(Figure content listings)

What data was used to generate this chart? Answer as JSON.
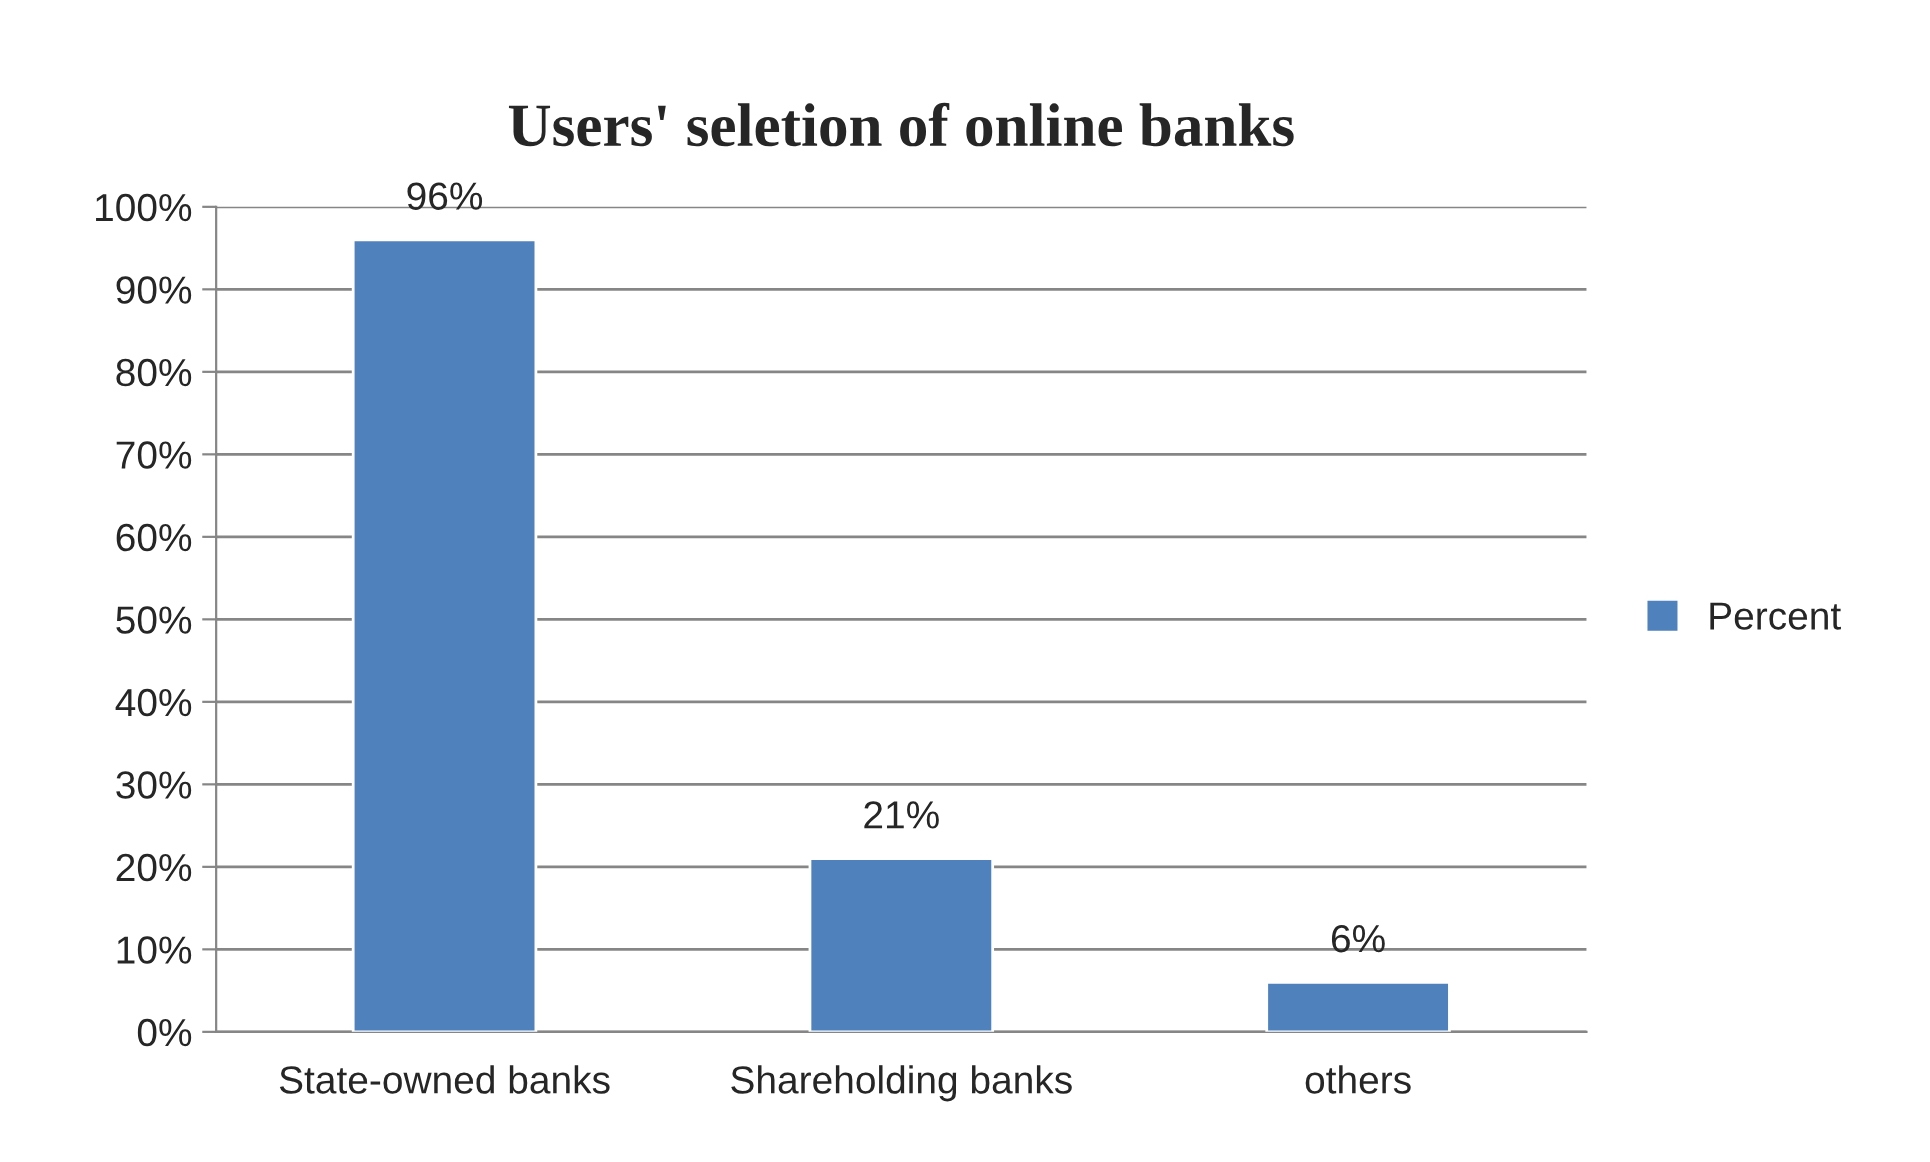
{
  "chart_data": {
    "type": "bar",
    "title": "Users' seletion of online banks",
    "categories": [
      "State-owned banks",
      "Shareholding banks",
      "others"
    ],
    "series": [
      {
        "name": "Percent",
        "color": "#4f81bd",
        "values": [
          96,
          21,
          6
        ],
        "value_labels": [
          "96%",
          "21%",
          "6%"
        ]
      }
    ],
    "ylim": [
      0,
      100
    ],
    "yticks": [
      {
        "value": 0,
        "label": "0%"
      },
      {
        "value": 10,
        "label": "10%"
      },
      {
        "value": 20,
        "label": "20%"
      },
      {
        "value": 30,
        "label": "30%"
      },
      {
        "value": 40,
        "label": "40%"
      },
      {
        "value": 50,
        "label": "50%"
      },
      {
        "value": 60,
        "label": "60%"
      },
      {
        "value": 70,
        "label": "70%"
      },
      {
        "value": 80,
        "label": "80%"
      },
      {
        "value": 90,
        "label": "90%"
      },
      {
        "value": 100,
        "label": "100%"
      }
    ],
    "grid": "y",
    "legend": "right"
  }
}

▸ Task description
Scan the material above for the string "banks" and return the lines that hold it.

▸ Task answer
    "title": "Users' seletion of online banks",
      "State-owned banks",
      "Shareholding banks",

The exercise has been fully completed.